(A block of data)
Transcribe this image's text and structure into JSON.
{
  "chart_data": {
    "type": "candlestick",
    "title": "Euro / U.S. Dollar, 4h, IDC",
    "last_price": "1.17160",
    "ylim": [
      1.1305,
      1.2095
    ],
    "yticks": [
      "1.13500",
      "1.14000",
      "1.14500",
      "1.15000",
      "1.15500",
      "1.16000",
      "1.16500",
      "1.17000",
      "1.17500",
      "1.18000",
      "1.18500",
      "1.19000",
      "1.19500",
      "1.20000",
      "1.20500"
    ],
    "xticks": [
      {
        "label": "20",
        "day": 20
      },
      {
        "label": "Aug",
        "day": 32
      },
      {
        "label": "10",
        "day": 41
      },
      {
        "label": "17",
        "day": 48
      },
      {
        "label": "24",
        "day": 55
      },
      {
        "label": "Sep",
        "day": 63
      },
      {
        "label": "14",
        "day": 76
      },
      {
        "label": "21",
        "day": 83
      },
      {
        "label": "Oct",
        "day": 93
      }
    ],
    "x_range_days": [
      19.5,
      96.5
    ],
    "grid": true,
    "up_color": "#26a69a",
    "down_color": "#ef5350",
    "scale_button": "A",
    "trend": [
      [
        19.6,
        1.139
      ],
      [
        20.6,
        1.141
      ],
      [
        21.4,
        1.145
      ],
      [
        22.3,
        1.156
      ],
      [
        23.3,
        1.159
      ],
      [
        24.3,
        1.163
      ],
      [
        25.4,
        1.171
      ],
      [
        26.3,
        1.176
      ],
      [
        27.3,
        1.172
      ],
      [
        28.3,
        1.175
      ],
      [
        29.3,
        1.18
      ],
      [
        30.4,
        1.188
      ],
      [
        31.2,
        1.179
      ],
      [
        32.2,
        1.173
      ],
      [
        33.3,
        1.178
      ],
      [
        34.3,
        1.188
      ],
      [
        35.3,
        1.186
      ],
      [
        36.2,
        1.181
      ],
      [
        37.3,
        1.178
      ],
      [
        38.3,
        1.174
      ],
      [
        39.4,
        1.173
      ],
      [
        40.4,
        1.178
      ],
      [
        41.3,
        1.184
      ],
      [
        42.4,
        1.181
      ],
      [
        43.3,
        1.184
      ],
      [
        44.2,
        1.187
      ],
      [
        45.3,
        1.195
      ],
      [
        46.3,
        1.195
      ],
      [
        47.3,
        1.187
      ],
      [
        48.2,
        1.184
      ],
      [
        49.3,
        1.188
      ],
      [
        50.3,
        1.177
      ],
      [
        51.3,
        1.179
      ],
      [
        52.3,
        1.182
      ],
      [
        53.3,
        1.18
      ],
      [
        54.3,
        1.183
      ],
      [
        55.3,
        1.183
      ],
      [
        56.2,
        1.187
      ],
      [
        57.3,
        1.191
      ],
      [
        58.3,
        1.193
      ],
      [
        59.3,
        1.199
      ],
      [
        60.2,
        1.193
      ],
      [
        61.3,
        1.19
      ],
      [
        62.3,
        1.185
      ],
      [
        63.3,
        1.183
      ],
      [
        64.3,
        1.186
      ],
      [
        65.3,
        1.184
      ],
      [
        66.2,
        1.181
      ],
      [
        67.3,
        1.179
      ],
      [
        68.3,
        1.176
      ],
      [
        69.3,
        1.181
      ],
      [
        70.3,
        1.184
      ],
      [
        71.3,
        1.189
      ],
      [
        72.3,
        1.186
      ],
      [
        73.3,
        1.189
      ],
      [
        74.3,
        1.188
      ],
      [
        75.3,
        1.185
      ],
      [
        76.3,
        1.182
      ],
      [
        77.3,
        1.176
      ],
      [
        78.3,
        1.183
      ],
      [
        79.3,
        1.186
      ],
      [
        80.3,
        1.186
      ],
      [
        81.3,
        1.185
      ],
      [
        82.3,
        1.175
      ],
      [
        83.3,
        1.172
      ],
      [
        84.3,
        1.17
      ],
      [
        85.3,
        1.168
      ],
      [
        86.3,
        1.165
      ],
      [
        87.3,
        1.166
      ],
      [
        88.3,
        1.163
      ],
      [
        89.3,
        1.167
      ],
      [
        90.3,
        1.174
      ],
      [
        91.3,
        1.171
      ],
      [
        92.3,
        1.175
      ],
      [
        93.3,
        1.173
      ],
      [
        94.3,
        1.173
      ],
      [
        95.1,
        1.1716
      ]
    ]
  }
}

▸ **Requirements**: Return every line of the material exactly.

▸ **Answer in full**:
Transcribe this image's text and structure into JSON.
{
  "chart_data": {
    "type": "candlestick",
    "title": "Euro / U.S. Dollar, 4h, IDC",
    "last_price": "1.17160",
    "ylim": [
      1.1305,
      1.2095
    ],
    "yticks": [
      "1.13500",
      "1.14000",
      "1.14500",
      "1.15000",
      "1.15500",
      "1.16000",
      "1.16500",
      "1.17000",
      "1.17500",
      "1.18000",
      "1.18500",
      "1.19000",
      "1.19500",
      "1.20000",
      "1.20500"
    ],
    "xticks": [
      {
        "label": "20",
        "day": 20
      },
      {
        "label": "Aug",
        "day": 32
      },
      {
        "label": "10",
        "day": 41
      },
      {
        "label": "17",
        "day": 48
      },
      {
        "label": "24",
        "day": 55
      },
      {
        "label": "Sep",
        "day": 63
      },
      {
        "label": "14",
        "day": 76
      },
      {
        "label": "21",
        "day": 83
      },
      {
        "label": "Oct",
        "day": 93
      }
    ],
    "x_range_days": [
      19.5,
      96.5
    ],
    "grid": true,
    "up_color": "#26a69a",
    "down_color": "#ef5350",
    "scale_button": "A",
    "trend": [
      [
        19.6,
        1.139
      ],
      [
        20.6,
        1.141
      ],
      [
        21.4,
        1.145
      ],
      [
        22.3,
        1.156
      ],
      [
        23.3,
        1.159
      ],
      [
        24.3,
        1.163
      ],
      [
        25.4,
        1.171
      ],
      [
        26.3,
        1.176
      ],
      [
        27.3,
        1.172
      ],
      [
        28.3,
        1.175
      ],
      [
        29.3,
        1.18
      ],
      [
        30.4,
        1.188
      ],
      [
        31.2,
        1.179
      ],
      [
        32.2,
        1.173
      ],
      [
        33.3,
        1.178
      ],
      [
        34.3,
        1.188
      ],
      [
        35.3,
        1.186
      ],
      [
        36.2,
        1.181
      ],
      [
        37.3,
        1.178
      ],
      [
        38.3,
        1.174
      ],
      [
        39.4,
        1.173
      ],
      [
        40.4,
        1.178
      ],
      [
        41.3,
        1.184
      ],
      [
        42.4,
        1.181
      ],
      [
        43.3,
        1.184
      ],
      [
        44.2,
        1.187
      ],
      [
        45.3,
        1.195
      ],
      [
        46.3,
        1.195
      ],
      [
        47.3,
        1.187
      ],
      [
        48.2,
        1.184
      ],
      [
        49.3,
        1.188
      ],
      [
        50.3,
        1.177
      ],
      [
        51.3,
        1.179
      ],
      [
        52.3,
        1.182
      ],
      [
        53.3,
        1.18
      ],
      [
        54.3,
        1.183
      ],
      [
        55.3,
        1.183
      ],
      [
        56.2,
        1.187
      ],
      [
        57.3,
        1.191
      ],
      [
        58.3,
        1.193
      ],
      [
        59.3,
        1.199
      ],
      [
        60.2,
        1.193
      ],
      [
        61.3,
        1.19
      ],
      [
        62.3,
        1.185
      ],
      [
        63.3,
        1.183
      ],
      [
        64.3,
        1.186
      ],
      [
        65.3,
        1.184
      ],
      [
        66.2,
        1.181
      ],
      [
        67.3,
        1.179
      ],
      [
        68.3,
        1.176
      ],
      [
        69.3,
        1.181
      ],
      [
        70.3,
        1.184
      ],
      [
        71.3,
        1.189
      ],
      [
        72.3,
        1.186
      ],
      [
        73.3,
        1.189
      ],
      [
        74.3,
        1.188
      ],
      [
        75.3,
        1.185
      ],
      [
        76.3,
        1.182
      ],
      [
        77.3,
        1.176
      ],
      [
        78.3,
        1.183
      ],
      [
        79.3,
        1.186
      ],
      [
        80.3,
        1.186
      ],
      [
        81.3,
        1.185
      ],
      [
        82.3,
        1.175
      ],
      [
        83.3,
        1.172
      ],
      [
        84.3,
        1.17
      ],
      [
        85.3,
        1.168
      ],
      [
        86.3,
        1.165
      ],
      [
        87.3,
        1.166
      ],
      [
        88.3,
        1.163
      ],
      [
        89.3,
        1.167
      ],
      [
        90.3,
        1.174
      ],
      [
        91.3,
        1.171
      ],
      [
        92.3,
        1.175
      ],
      [
        93.3,
        1.173
      ],
      [
        94.3,
        1.173
      ],
      [
        95.1,
        1.1716
      ]
    ]
  }
}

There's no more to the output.